Please write out the data below word for word, from its first line up to and including the line that contains "course-select-cell: Select <box>20 411".

DATA RECORDS
--- --- ---

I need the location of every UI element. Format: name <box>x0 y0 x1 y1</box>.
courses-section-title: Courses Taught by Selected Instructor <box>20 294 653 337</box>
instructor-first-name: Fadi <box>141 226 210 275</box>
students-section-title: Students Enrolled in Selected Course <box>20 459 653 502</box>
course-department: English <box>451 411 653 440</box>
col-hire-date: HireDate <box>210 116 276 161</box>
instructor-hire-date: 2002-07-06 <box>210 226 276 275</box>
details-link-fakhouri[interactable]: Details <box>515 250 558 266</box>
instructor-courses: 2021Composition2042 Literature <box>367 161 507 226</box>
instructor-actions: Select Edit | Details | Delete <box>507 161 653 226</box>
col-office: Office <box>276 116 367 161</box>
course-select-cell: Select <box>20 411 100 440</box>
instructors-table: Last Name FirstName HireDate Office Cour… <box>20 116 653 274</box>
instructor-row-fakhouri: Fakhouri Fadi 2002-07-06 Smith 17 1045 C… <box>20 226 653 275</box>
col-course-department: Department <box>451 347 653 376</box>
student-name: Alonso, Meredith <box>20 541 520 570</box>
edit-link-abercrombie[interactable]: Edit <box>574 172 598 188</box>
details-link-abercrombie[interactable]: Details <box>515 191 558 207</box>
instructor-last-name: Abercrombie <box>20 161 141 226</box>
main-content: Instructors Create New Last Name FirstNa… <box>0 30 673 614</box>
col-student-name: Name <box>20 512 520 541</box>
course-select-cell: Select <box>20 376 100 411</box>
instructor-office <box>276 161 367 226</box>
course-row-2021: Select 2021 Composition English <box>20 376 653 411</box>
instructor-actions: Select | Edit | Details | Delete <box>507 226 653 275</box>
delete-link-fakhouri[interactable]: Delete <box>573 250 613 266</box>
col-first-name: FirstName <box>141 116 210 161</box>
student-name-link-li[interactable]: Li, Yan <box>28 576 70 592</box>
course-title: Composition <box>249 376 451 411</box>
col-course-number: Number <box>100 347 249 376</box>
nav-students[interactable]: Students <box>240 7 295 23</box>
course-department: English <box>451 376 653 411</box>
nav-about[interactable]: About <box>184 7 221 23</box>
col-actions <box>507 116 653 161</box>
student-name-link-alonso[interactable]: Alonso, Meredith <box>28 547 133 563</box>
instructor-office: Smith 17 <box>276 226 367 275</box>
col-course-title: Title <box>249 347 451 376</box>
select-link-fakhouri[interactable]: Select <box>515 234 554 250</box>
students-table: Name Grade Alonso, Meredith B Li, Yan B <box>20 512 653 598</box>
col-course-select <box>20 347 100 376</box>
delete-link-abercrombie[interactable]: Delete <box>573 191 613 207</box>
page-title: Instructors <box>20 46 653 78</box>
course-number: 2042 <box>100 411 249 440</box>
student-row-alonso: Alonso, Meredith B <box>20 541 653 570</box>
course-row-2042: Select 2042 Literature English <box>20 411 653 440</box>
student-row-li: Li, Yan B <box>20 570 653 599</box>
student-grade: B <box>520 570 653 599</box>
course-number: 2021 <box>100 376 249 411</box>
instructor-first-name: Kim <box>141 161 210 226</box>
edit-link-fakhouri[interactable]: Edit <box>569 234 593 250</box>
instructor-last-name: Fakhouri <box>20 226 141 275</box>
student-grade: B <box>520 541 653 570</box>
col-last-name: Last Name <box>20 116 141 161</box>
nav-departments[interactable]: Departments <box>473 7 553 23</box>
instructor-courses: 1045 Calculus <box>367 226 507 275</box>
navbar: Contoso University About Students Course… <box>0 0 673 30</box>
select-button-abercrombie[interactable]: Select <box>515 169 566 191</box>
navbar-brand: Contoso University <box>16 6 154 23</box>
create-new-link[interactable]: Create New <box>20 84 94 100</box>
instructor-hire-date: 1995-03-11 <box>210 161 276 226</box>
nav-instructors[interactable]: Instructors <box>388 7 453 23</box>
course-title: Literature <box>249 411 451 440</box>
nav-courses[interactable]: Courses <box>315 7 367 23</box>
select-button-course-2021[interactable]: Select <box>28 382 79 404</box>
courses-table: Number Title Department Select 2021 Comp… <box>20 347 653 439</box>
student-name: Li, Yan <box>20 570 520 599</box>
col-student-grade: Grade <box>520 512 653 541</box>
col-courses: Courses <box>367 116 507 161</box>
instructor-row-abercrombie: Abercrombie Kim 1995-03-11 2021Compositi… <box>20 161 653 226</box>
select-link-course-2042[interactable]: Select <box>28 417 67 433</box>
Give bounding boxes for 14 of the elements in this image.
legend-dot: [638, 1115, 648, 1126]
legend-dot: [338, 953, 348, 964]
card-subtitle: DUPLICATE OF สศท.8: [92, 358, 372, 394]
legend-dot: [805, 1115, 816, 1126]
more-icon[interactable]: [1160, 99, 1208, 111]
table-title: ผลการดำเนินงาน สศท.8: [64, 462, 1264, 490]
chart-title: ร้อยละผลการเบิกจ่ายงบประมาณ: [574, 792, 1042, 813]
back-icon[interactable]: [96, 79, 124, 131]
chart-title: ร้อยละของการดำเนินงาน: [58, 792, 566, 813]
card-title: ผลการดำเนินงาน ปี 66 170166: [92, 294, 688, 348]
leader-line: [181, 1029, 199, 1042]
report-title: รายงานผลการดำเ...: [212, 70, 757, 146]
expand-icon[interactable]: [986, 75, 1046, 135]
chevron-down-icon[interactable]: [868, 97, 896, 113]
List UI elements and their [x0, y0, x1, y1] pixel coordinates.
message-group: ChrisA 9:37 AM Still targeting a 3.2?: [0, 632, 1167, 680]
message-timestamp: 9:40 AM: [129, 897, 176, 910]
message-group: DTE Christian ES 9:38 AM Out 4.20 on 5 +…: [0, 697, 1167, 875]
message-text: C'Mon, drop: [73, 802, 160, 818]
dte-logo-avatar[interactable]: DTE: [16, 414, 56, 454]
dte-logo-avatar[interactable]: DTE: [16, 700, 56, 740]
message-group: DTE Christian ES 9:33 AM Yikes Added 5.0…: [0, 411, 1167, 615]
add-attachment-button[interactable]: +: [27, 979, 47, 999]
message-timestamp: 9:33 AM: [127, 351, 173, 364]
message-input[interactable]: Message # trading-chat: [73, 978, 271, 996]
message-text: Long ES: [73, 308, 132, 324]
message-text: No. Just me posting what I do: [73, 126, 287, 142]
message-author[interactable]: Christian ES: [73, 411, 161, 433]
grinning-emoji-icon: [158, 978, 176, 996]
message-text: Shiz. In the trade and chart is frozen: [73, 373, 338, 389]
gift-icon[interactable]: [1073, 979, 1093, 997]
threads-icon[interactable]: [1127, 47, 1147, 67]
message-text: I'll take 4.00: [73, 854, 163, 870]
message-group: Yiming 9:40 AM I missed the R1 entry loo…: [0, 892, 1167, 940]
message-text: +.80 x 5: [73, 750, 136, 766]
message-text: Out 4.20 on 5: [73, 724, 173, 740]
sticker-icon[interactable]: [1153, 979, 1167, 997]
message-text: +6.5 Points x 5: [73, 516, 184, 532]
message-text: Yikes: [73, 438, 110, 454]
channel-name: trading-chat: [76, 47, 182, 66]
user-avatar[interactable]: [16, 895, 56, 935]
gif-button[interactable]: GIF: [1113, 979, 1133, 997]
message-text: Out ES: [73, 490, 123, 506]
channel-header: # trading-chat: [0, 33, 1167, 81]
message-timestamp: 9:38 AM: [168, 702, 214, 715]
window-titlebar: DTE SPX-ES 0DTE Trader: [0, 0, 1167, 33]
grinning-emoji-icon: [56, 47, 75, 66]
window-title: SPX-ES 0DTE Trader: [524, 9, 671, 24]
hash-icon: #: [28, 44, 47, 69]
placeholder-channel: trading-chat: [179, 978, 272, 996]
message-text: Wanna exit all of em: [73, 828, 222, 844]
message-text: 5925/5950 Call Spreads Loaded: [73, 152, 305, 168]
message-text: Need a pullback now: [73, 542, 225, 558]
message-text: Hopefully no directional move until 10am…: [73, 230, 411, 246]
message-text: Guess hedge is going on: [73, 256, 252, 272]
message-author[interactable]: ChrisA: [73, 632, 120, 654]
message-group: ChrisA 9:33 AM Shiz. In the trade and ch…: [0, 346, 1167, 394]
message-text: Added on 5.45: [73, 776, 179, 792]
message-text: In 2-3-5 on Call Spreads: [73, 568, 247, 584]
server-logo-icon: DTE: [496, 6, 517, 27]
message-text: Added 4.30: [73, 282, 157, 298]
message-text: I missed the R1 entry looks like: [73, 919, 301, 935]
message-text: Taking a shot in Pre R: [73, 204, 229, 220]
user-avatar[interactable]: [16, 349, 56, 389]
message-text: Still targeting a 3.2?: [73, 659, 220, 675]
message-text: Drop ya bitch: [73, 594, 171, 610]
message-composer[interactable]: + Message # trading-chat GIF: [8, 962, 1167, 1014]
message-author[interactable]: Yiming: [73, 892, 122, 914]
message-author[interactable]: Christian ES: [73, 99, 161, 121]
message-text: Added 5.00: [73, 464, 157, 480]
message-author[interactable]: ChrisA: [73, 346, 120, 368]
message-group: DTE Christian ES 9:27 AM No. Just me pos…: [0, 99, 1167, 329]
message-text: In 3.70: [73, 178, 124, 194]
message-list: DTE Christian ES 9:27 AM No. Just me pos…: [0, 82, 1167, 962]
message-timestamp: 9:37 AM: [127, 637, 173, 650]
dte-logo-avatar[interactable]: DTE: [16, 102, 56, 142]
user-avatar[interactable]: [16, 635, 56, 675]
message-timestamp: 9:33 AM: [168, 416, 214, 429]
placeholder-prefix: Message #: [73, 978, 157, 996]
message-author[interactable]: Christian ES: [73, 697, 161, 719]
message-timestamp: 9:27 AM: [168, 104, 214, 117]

--- --- ---

COMPLETE ANSWER
I need the location of every UI element. Format: name <box>x0 y0 x1 y1</box>.
courses-section-title: Courses Taught by Selected Instructor <box>20 294 653 337</box>
instructor-first-name: Fadi <box>141 226 210 275</box>
students-section-title: Students Enrolled in Selected Course <box>20 459 653 502</box>
course-department: English <box>451 411 653 440</box>
col-hire-date: HireDate <box>210 116 276 161</box>
instructor-hire-date: 2002-07-06 <box>210 226 276 275</box>
details-link-fakhouri[interactable]: Details <box>515 250 558 266</box>
instructor-courses: 2021Composition2042 Literature <box>367 161 507 226</box>
instructor-actions: Select Edit | Details | Delete <box>507 161 653 226</box>
col-office: Office <box>276 116 367 161</box>
course-select-cell: Select <box>20 411 100 440</box>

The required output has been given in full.